::: EXERCISE INPUT
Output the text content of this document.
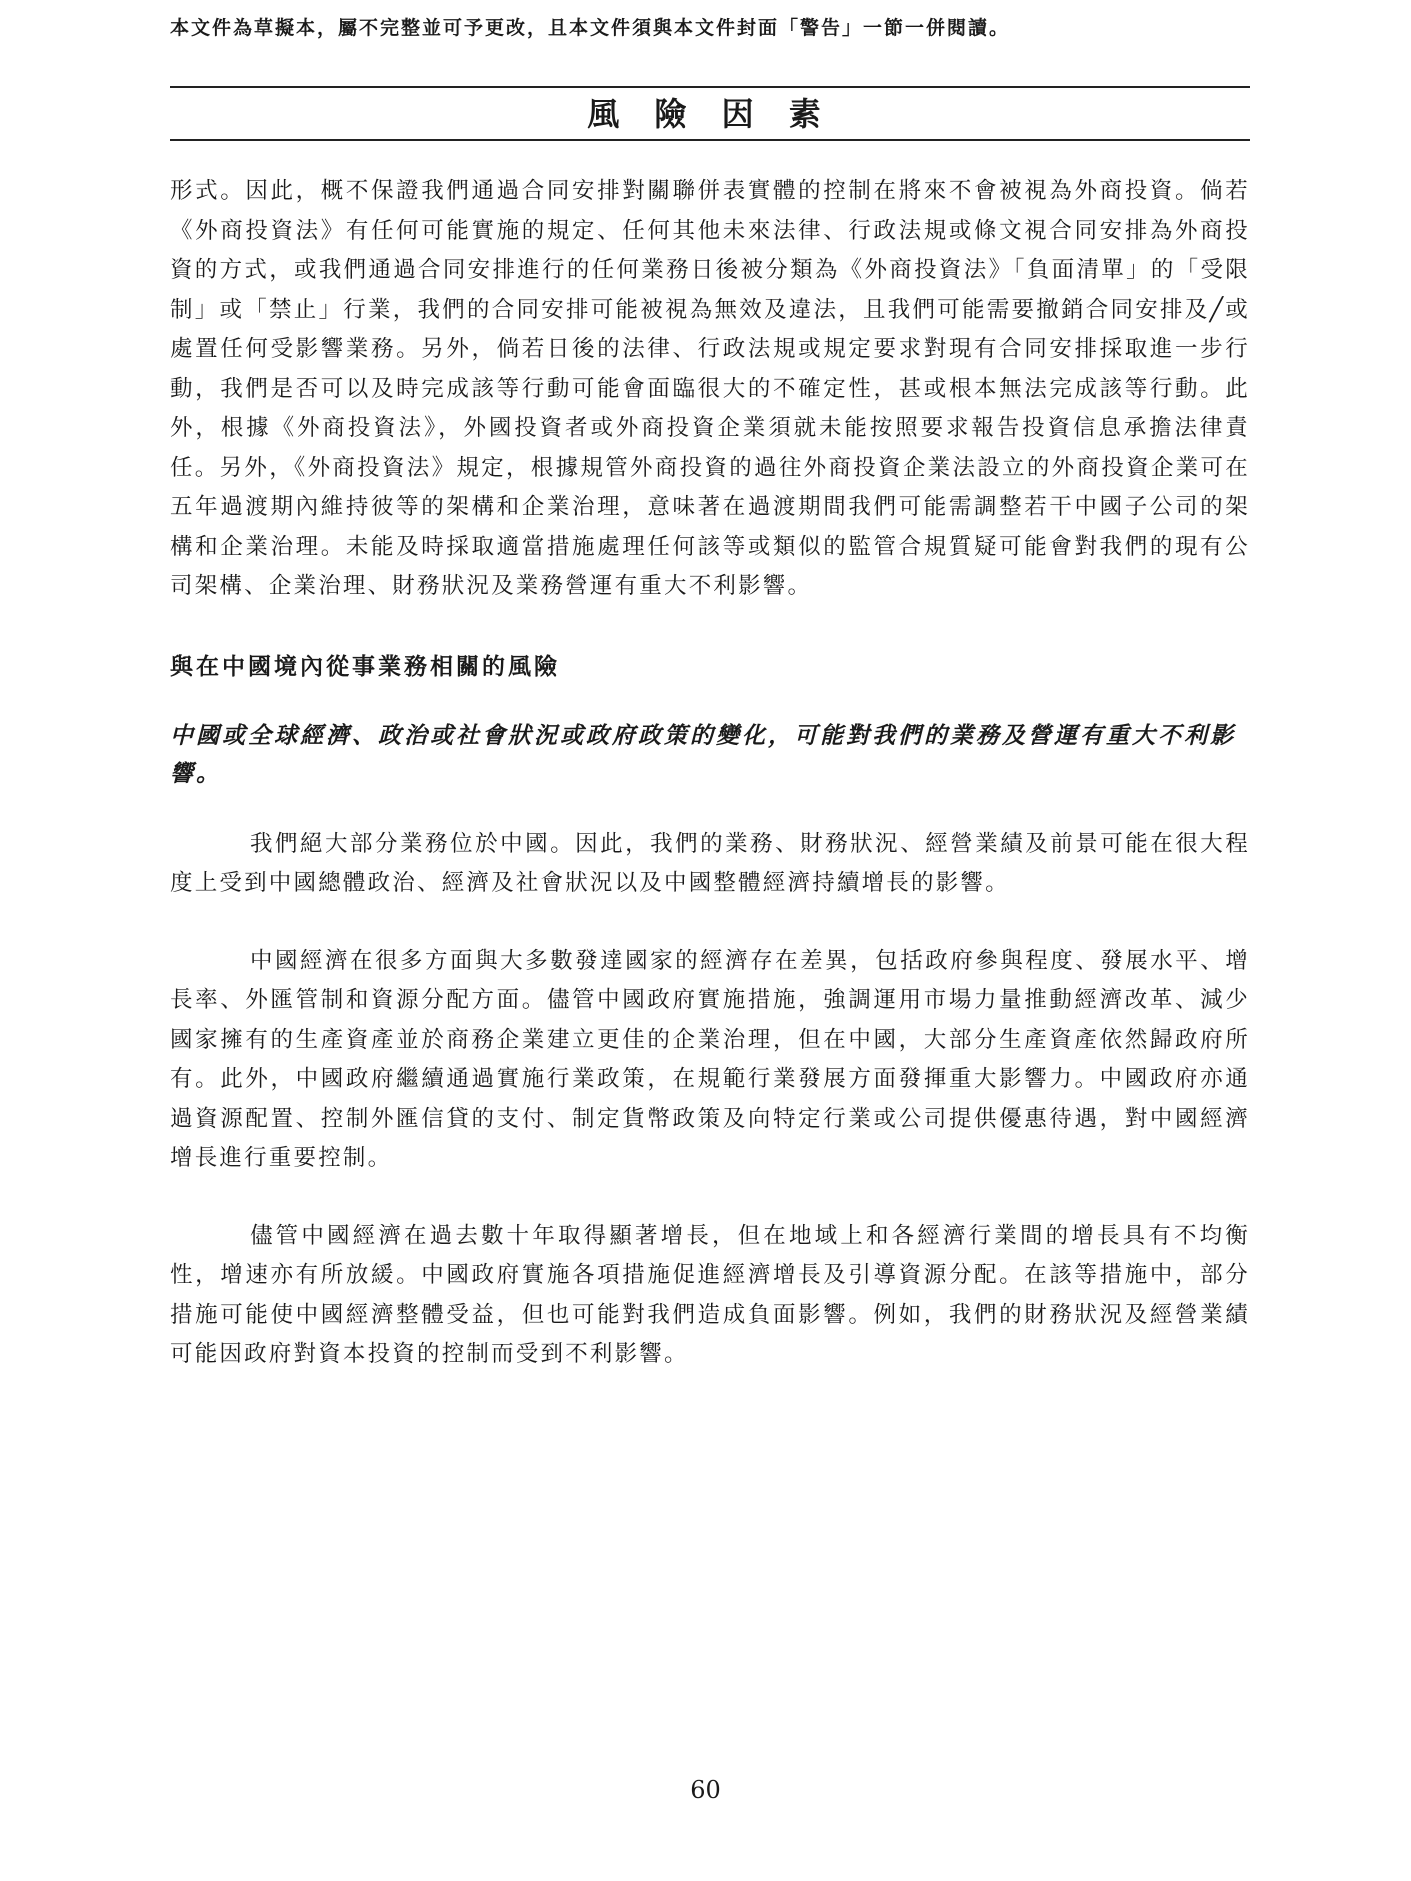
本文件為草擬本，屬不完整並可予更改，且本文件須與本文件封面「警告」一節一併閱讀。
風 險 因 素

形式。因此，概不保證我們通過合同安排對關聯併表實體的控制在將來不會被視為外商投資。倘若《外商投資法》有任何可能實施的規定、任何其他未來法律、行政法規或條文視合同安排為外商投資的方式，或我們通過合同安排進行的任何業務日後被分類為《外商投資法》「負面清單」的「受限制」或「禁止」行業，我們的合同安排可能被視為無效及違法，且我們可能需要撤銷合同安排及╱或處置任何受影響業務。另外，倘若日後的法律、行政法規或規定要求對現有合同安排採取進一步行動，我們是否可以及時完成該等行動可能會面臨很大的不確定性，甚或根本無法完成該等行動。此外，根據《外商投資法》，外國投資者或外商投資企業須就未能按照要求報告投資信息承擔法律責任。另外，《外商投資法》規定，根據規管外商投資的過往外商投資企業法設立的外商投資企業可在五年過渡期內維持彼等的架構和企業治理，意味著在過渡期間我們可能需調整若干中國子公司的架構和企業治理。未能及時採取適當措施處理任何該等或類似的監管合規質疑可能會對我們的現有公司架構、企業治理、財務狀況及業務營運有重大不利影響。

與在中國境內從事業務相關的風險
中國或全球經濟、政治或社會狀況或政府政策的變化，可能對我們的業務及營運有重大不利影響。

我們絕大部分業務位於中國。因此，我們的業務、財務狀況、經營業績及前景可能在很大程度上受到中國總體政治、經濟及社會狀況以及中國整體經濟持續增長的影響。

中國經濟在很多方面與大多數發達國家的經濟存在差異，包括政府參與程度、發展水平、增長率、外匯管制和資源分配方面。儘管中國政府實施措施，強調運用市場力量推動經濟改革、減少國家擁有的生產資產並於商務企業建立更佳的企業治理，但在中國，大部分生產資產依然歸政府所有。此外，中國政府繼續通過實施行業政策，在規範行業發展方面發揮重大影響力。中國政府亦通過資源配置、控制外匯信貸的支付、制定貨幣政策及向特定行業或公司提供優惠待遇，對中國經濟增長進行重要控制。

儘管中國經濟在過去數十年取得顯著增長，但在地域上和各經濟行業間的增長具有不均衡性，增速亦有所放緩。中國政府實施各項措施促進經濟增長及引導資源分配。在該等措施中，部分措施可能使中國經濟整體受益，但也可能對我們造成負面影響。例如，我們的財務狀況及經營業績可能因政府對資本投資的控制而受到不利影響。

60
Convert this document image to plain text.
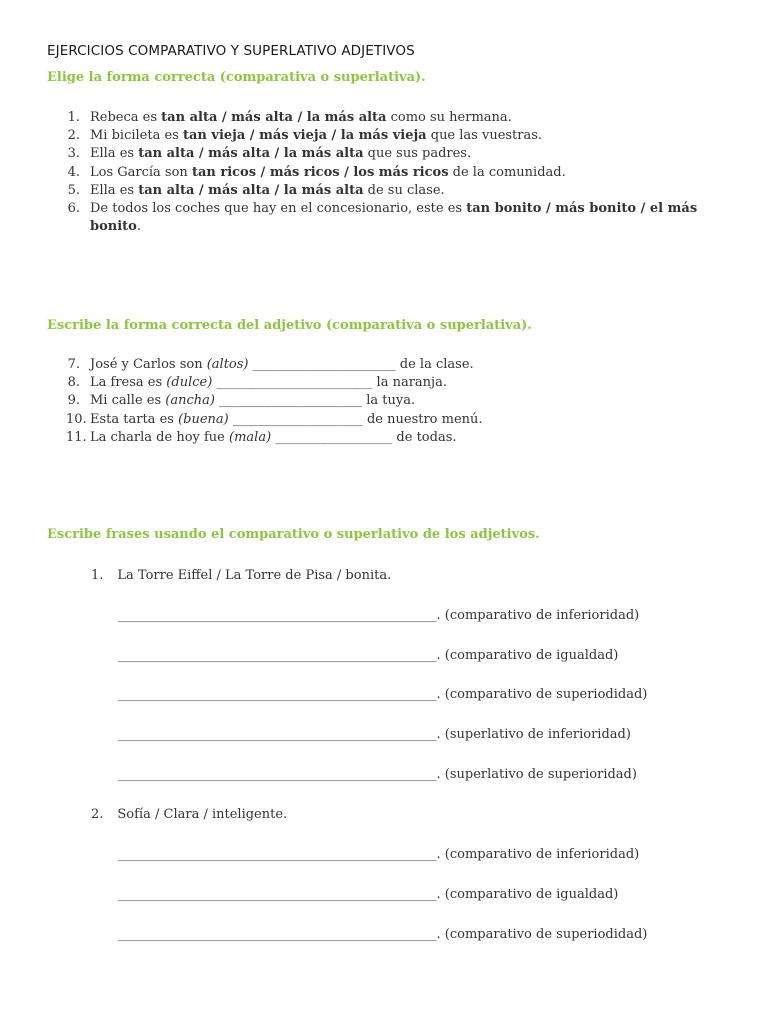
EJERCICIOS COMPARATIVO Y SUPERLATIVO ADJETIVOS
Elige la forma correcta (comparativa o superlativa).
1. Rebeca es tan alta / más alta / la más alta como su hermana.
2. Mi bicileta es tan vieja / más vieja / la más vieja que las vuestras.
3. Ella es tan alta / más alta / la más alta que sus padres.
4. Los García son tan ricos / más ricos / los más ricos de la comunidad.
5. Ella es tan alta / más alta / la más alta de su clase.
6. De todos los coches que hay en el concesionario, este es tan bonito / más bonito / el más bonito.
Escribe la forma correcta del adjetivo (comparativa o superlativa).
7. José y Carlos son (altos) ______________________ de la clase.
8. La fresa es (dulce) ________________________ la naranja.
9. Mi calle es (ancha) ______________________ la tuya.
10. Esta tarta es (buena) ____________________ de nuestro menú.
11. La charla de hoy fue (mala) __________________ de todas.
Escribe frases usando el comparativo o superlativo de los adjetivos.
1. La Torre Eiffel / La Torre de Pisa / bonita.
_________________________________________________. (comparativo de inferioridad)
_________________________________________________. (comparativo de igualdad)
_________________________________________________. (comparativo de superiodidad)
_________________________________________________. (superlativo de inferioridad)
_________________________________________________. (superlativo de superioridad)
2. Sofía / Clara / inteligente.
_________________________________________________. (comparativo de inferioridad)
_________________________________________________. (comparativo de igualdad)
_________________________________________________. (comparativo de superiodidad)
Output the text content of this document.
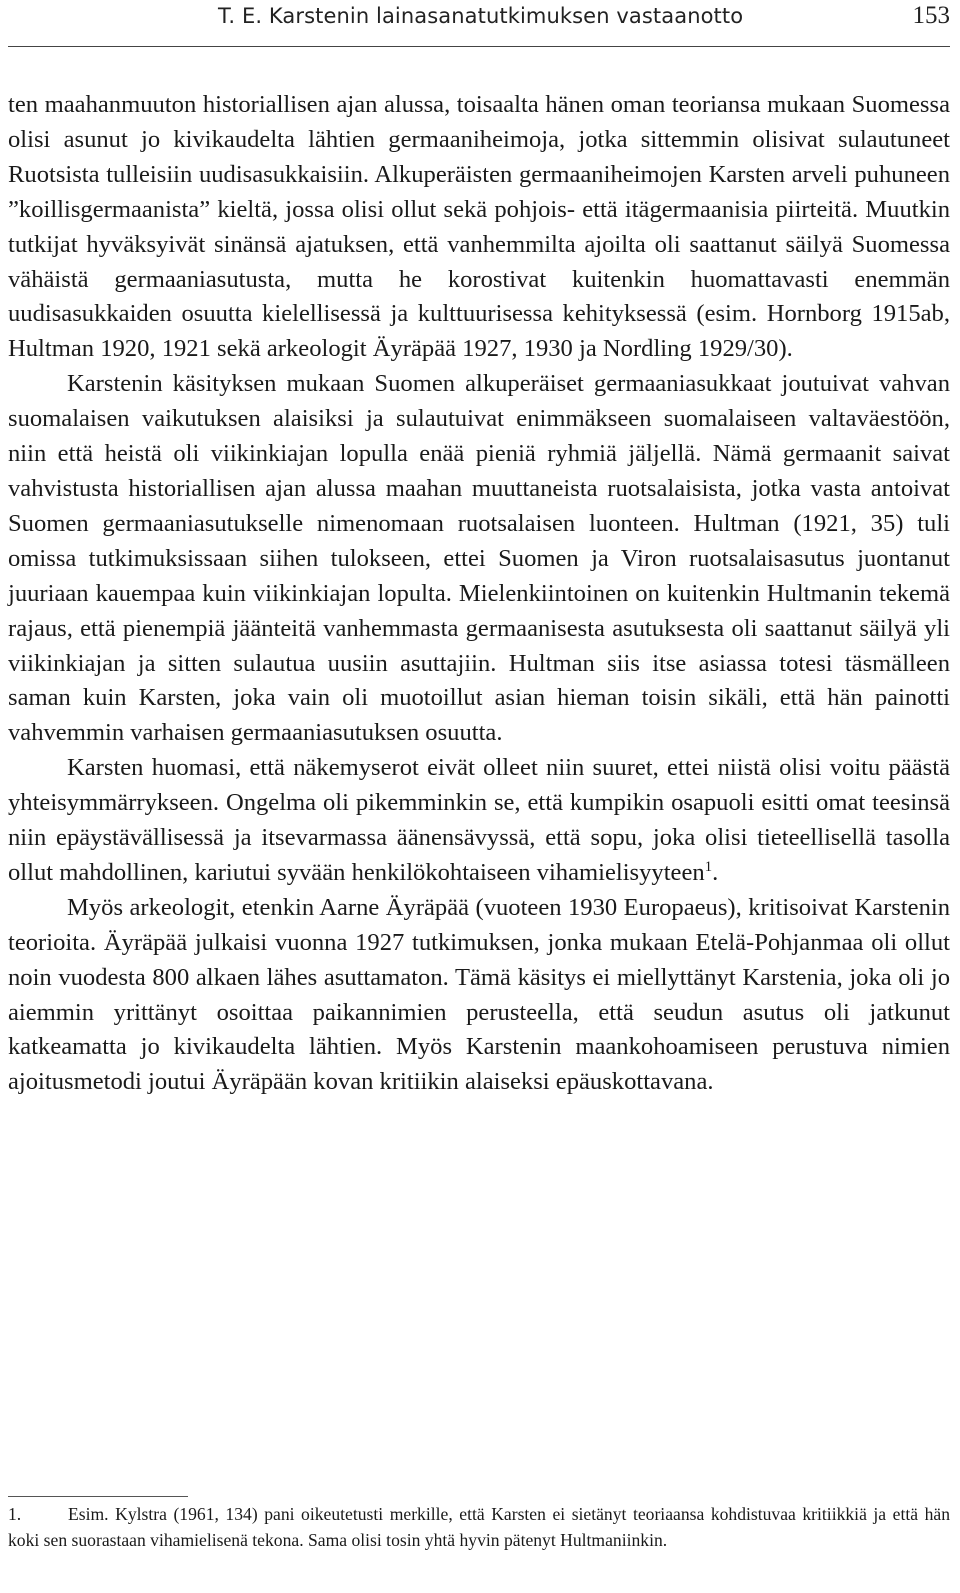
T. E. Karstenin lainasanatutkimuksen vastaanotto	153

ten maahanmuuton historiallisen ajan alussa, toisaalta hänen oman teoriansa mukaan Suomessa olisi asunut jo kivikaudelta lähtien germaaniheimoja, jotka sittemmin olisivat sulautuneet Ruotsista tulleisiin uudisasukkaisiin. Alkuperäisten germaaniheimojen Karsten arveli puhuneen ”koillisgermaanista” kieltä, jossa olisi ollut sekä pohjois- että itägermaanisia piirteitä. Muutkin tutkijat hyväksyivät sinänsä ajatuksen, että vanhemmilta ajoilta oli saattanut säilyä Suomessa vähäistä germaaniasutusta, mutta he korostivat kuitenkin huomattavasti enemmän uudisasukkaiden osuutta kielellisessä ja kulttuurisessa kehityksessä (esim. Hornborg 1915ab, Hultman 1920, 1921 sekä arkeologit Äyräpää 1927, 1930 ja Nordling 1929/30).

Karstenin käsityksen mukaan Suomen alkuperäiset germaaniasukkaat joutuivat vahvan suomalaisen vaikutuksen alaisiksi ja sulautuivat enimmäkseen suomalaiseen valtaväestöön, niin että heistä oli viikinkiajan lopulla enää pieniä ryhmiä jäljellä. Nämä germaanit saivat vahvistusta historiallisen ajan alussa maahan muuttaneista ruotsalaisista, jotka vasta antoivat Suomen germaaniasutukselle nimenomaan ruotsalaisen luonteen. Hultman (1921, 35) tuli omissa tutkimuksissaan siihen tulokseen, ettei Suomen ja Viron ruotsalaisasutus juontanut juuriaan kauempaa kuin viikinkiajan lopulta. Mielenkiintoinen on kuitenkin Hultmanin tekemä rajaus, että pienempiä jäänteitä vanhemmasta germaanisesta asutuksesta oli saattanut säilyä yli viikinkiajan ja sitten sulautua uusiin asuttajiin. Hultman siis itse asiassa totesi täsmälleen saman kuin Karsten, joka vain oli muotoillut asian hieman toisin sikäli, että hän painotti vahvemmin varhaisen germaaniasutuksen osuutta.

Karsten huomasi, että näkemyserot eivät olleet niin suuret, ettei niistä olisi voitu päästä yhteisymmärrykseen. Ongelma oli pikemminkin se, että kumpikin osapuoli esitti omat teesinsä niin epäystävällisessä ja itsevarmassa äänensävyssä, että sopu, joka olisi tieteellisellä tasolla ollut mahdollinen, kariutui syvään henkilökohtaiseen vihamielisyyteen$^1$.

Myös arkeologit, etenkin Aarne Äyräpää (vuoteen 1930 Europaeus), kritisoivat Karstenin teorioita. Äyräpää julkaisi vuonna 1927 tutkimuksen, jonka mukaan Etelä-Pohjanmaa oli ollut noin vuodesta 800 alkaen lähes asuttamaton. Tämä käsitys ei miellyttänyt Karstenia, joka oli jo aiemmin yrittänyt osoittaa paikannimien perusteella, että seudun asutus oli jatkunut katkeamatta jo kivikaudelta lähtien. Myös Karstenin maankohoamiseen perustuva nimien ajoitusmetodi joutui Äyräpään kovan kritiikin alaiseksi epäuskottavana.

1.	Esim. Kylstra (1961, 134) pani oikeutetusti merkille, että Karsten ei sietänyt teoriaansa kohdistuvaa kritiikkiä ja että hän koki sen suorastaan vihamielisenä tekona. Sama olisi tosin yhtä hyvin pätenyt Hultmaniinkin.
::::::
▶ [WHAT IS EXPECTED]: Using the records above, gather all lines where the string "Escribe" is present.

▶ [FULL OUTPUT]:
Escribe la forma correcta del adjetivo (comparativa o superlativa).
Escribe frases usando el comparativo o superlativo de los adjetivos.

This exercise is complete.